## [EXERCISE PROMPT]
Can you reproduce the data beneath, keeping every line exact?

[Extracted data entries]
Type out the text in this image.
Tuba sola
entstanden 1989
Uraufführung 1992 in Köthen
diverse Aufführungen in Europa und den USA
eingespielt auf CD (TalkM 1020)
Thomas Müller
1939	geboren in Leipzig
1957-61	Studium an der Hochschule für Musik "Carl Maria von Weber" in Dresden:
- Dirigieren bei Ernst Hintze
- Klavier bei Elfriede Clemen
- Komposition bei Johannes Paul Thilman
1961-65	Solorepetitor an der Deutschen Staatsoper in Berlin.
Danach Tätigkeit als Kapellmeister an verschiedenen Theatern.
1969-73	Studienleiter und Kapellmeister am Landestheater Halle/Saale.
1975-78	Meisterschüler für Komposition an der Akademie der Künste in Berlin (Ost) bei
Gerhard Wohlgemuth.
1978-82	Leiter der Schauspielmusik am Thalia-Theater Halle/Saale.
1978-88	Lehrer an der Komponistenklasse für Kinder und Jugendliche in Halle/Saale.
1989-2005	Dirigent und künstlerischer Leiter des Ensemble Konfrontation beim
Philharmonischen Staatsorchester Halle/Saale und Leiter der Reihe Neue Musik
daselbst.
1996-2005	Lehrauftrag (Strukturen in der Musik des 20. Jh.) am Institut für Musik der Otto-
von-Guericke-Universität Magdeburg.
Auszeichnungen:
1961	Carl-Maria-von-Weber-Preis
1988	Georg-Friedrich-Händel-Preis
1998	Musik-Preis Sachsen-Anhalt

## [FULL SOLUTION]
Type out the text in this image.
Tuba sola
entstanden 1989
Uraufführung 1992 in Köthen
diverse Aufführungen in Europa und den USA
eingespielt auf CD (TalkM 1020)
Thomas Müller
1939	geboren in Leipzig
1957-61	Studium an der Hochschule für Musik "Carl Maria von Weber" in Dresden:
- Dirigieren bei Ernst Hintze
- Klavier bei Elfriede Clemen
- Komposition bei Johannes Paul Thilman
1961-65	Solorepetitor an der Deutschen Staatsoper in Berlin.
Danach Tätigkeit als Kapellmeister an verschiedenen Theatern.
1969-73	Studienleiter und Kapellmeister am Landestheater Halle/Saale.
1975-78	Meisterschüler für Komposition an der Akademie der Künste in Berlin (Ost) bei
Gerhard Wohlgemuth.
1978-82	Leiter der Schauspielmusik am Thalia-Theater Halle/Saale.
1978-88	Lehrer an der Komponistenklasse für Kinder und Jugendliche in Halle/Saale.
1989-2005	Dirigent und künstlerischer Leiter des Ensemble Konfrontation beim
Philharmonischen Staatsorchester Halle/Saale und Leiter der Reihe Neue Musik
daselbst.
1996-2005	Lehrauftrag (Strukturen in der Musik des 20. Jh.) am Institut für Musik der Otto-
von-Guericke-Universität Magdeburg.
Auszeichnungen:
1961	Carl-Maria-von-Weber-Preis
1988	Georg-Friedrich-Händel-Preis
1998	Musik-Preis Sachsen-Anhalt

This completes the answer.